Extend the Telnet security text from its last sentence onward.

**Excerpt provided**
^^^^^^^^
Understanding Telnet Security
After telnetd sends the contents of /etc/issue.net (with any applicable variable substitutions) back to the client, it passes control of the connection to /bin/login , or whatever program was specified by the -L loginprog parameter to telnetd . The /bin/login program is used for local text- mode logins, as well as remote logins. It presents two prompts, login: and Password: , at which users should enter their usernames and passwords, respectively. Assuming these are entered correctly, /bin/login notes when the last login occurred and passes control to the user's default shell.
One very important consequence of this sequence, in conjunction with the fact that most Telnet servers are not configured to encrypt data transfers, is that both the username and the password are sent unencrypted over the network. This is true even though the user won't see the password echo to the screen. Unless you use -L loginprog to change the login program that telnetd uses, this unencrypted username/password pair is the only authentication method used by telnetd ; it does not use a trusted hosts model like rlogind , and it doesn't even rely upon the client to automatically transmit the username (although this information does ultimately come from the client computer, and some Telnet client programs can be configured to send the username and even the password automatically).
The unencrypted nature of Telnet logins is a potential threat because the data stream might be intercepted between the client and the server. In most Internet transfers, packets pass between a dozen or more routers. If any of these routers has been compromised, the cracker who's done so might note the password that's passed over the Telnet session and use it to gain access to your computer. A threat that's at least as great is the potential for packet sniffing on the network that's local to either the client or the server. In this approach, a computer (which may not be directly involved in the data transfer) "sniffs" the network wires for data such as passwords. Again, the result is a compromised password.
^^^^^^^^
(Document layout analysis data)
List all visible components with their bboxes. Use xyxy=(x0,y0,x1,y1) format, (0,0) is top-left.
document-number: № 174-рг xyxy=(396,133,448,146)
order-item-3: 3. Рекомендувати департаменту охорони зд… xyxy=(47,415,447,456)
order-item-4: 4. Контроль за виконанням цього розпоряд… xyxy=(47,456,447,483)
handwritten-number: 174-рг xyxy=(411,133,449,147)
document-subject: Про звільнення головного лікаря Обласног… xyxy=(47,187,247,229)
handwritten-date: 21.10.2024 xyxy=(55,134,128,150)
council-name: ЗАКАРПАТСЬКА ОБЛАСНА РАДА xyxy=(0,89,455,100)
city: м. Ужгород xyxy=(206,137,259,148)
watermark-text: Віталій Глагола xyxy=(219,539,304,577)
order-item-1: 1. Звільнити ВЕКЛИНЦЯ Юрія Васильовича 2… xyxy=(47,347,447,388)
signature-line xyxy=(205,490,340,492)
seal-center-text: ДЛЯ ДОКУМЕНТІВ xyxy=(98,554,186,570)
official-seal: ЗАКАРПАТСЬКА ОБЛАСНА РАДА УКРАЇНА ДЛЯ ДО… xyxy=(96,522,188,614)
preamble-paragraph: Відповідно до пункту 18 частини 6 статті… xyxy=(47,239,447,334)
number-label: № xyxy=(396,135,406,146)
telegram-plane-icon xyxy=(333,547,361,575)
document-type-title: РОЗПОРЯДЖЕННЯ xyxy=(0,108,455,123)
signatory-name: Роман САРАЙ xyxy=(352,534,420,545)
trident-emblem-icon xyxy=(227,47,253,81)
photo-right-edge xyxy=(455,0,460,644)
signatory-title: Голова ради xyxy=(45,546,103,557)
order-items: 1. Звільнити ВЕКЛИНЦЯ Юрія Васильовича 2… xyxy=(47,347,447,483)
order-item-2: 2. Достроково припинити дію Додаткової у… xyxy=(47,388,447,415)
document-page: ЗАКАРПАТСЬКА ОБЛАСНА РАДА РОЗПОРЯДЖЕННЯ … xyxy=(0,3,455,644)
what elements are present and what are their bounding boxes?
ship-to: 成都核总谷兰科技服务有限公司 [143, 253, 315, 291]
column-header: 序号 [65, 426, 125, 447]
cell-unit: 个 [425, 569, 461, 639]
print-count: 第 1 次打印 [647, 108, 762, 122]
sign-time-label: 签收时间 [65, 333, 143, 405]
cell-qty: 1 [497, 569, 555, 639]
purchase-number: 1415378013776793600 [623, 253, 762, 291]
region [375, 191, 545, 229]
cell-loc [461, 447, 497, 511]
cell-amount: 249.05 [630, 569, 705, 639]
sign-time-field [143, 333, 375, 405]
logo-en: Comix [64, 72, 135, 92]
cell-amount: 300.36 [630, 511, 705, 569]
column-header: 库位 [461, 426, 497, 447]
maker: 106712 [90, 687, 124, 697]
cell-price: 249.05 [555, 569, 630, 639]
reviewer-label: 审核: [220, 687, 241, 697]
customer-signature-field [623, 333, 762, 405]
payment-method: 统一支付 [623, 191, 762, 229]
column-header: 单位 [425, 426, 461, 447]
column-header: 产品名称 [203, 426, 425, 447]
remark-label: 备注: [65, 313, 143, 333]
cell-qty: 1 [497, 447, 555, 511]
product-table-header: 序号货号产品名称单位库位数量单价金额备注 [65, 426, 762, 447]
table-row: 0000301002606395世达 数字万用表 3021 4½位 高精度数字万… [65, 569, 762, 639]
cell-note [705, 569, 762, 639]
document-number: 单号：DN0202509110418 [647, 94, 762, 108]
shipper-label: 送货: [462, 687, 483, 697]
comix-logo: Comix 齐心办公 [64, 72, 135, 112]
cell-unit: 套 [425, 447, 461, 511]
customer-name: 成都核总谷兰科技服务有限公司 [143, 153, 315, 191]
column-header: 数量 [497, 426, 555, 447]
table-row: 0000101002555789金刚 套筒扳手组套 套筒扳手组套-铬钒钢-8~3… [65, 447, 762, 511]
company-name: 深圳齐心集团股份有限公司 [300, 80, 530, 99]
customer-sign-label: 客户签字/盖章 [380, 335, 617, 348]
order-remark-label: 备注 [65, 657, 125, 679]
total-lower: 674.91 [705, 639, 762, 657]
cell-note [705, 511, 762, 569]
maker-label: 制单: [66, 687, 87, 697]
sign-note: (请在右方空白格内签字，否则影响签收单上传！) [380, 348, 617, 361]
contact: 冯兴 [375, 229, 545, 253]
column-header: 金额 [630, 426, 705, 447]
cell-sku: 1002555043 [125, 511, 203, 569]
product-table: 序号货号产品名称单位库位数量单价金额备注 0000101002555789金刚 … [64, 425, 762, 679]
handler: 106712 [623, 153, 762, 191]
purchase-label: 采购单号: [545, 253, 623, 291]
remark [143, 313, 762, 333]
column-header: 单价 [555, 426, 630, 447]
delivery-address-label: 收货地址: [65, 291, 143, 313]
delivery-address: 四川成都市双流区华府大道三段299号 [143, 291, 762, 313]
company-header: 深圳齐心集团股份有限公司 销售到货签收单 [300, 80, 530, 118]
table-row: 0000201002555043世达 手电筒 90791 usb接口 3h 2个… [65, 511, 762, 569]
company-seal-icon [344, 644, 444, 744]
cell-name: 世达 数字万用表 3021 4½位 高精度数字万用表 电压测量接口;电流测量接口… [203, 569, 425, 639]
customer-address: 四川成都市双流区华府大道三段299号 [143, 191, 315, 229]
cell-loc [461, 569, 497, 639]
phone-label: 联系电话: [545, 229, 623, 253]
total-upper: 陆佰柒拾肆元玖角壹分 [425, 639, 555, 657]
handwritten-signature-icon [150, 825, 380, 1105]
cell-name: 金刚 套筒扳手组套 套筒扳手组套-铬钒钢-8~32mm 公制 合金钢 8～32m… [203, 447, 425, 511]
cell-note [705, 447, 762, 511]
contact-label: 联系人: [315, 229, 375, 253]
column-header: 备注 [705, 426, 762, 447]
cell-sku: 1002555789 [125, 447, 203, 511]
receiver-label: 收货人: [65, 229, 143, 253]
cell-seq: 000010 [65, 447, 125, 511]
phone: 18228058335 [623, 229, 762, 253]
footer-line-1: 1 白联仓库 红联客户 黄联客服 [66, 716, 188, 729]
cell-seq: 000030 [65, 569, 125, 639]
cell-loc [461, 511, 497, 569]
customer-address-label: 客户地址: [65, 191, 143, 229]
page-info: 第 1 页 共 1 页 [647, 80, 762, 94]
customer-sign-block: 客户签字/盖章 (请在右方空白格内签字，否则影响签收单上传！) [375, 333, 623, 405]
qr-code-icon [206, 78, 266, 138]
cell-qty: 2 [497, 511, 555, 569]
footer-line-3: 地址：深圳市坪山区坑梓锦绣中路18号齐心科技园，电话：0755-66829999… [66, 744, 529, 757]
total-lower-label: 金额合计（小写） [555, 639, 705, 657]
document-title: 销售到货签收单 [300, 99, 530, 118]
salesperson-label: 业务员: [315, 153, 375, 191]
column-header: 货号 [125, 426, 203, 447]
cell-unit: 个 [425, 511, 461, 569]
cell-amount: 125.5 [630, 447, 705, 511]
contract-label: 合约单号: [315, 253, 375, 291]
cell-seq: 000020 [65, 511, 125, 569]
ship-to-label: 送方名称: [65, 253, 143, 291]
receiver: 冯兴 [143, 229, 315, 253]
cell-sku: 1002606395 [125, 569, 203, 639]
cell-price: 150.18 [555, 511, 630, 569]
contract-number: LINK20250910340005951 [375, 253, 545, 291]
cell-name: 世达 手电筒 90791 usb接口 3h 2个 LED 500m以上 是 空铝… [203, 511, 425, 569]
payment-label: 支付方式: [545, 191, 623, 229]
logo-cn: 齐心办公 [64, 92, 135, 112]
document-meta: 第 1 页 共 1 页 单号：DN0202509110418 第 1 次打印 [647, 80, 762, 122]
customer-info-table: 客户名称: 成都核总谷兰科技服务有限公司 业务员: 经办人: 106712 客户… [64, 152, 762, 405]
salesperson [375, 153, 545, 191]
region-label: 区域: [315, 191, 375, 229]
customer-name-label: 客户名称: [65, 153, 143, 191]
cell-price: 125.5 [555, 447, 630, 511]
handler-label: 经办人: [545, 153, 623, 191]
^^^^^^^^
**Response**
In addition to risking login passwords, Telnet's unencrypted nature means that all the data passing over the connection after it's established may be compromised. This includes private e-mail that's read, confidential files that are edited, and any additional passwords that might be typed (for instance, if the user connects to another computer or uses su to acquire superuser privileges). The same comments apply to rlogind and other unencrypted protocols (which includes most protocols in common use today). The unencrypted nature of Telnet and rlogind is potentially more serious than, say, unencrypted e-mail transmission because Telnet and rlogind are general-purpose protocols ”in one connection, you can give away your login password, the contents of private e-mail, the contents of sensitive files, and more.
Short of switching to an encrypted protocol, what can you do to minimize your risks with Telnet? The basic rule of thumb is to transfer as little sensitive data as possible. Don't read confidential or otherwise sensitive files or e-mail using Telnet. Don't log directly into another computer, even if you use Telnet to reach the first computer but then use SSH or some other secure channel. Don't use su to acquire root privileges. Don't use the password for any computer you access via Telnet on any other computer. Telnet is best used on small private networks that you're confident haven't been compromised, like a private LAN with no Internet connectivity. If you must use Telnet, change your password frequently (preferably not over a Telnet link) to give any would-be attackers a limited window of opportunity for doing more damage should they abscond with your password.